*The request:*
Repeat the data below exactly, dropping any pictures it holds.

*Extracted material:*
★ ★ ★ ★ ★

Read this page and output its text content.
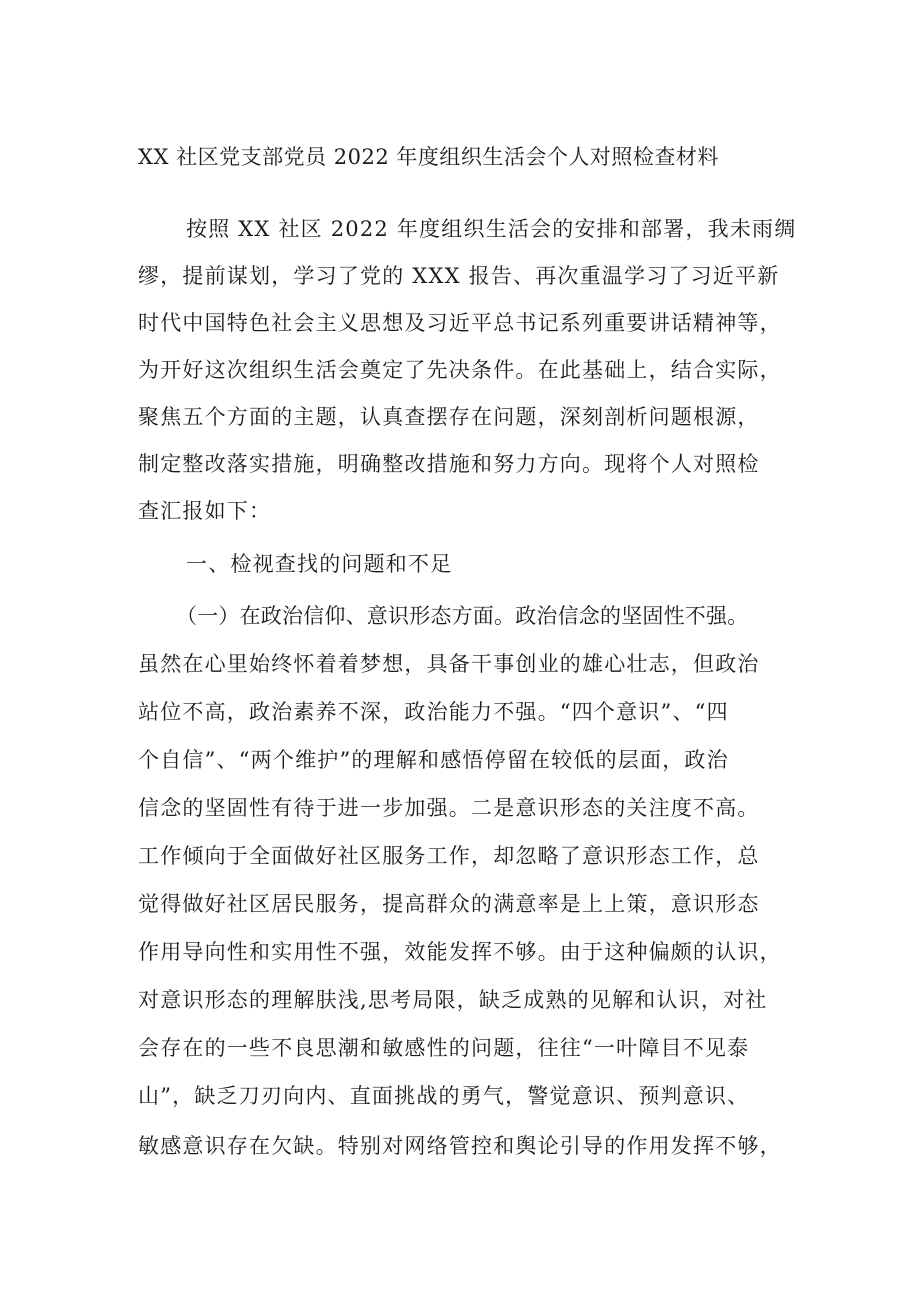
XX 社区党支部党员 2022 年度组织生活会个人对照检查材料
按照 XX 社区 2022 年度组织生活会的安排和部署，我未雨绸
缪，提前谋划，学习了党的 XXX 报告、再次重温学习了习近平新
时代中国特色社会主义思想及习近平总书记系列重要讲话精神等，
为开好这次组织生活会奠定了先决条件。在此基础上，结合实际，
聚焦五个方面的主题，认真查摆存在问题，深刻剖析问题根源，
制定整改落实措施，明确整改措施和努力方向。现将个人对照检
查汇报如下：
一、检视查找的问题和不足
（一）在政治信仰、意识形态方面。政治信念的坚固性不强。
虽然在心里始终怀着着梦想，具备干事创业的雄心壮志，但政治
站位不高，政治素养不深，政治能力不强。“四个意识”、“四
个自信”、“两个维护”的理解和感悟停留在较低的层面，政治
信念的坚固性有待于进一步加强。二是意识形态的关注度不高。
工作倾向于全面做好社区服务工作，却忽略了意识形态工作，总
觉得做好社区居民服务，提高群众的满意率是上上策，意识形态
作用导向性和实用性不强，效能发挥不够。由于这种偏颇的认识，
对意识形态的理解肤浅,思考局限，缺乏成熟的见解和认识，对社
会存在的一些不良思潮和敏感性的问题，往往“一叶障目不见泰
山”，缺乏刀刃向内、直面挑战的勇气，警觉意识、预判意识、
敏感意识存在欠缺。特别对网络管控和舆论引导的作用发挥不够，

★ ★ ★ ★ ★

*Result of this exercise:*
Read this page and output its text content.
XX 社区党支部党员 2022 年度组织生活会个人对照检查材料
按照 XX 社区 2022 年度组织生活会的安排和部署，我未雨绸
缪，提前谋划，学习了党的 XXX 报告、再次重温学习了习近平新
时代中国特色社会主义思想及习近平总书记系列重要讲话精神等，
为开好这次组织生活会奠定了先决条件。在此基础上，结合实际，
聚焦五个方面的主题，认真查摆存在问题，深刻剖析问题根源，
制定整改落实措施，明确整改措施和努力方向。现将个人对照检
查汇报如下：
一、检视查找的问题和不足
（一）在政治信仰、意识形态方面。政治信念的坚固性不强。
虽然在心里始终怀着着梦想，具备干事创业的雄心壮志，但政治
站位不高，政治素养不深，政治能力不强。“四个意识”、“四
个自信”、“两个维护”的理解和感悟停留在较低的层面，政治
信念的坚固性有待于进一步加强。二是意识形态的关注度不高。
工作倾向于全面做好社区服务工作，却忽略了意识形态工作，总
觉得做好社区居民服务，提高群众的满意率是上上策，意识形态
作用导向性和实用性不强，效能发挥不够。由于这种偏颇的认识，
对意识形态的理解肤浅,思考局限，缺乏成熟的见解和认识，对社
会存在的一些不良思潮和敏感性的问题，往往“一叶障目不见泰
山”，缺乏刀刃向内、直面挑战的勇气，警觉意识、预判意识、
敏感意识存在欠缺。特别对网络管控和舆论引导的作用发挥不够，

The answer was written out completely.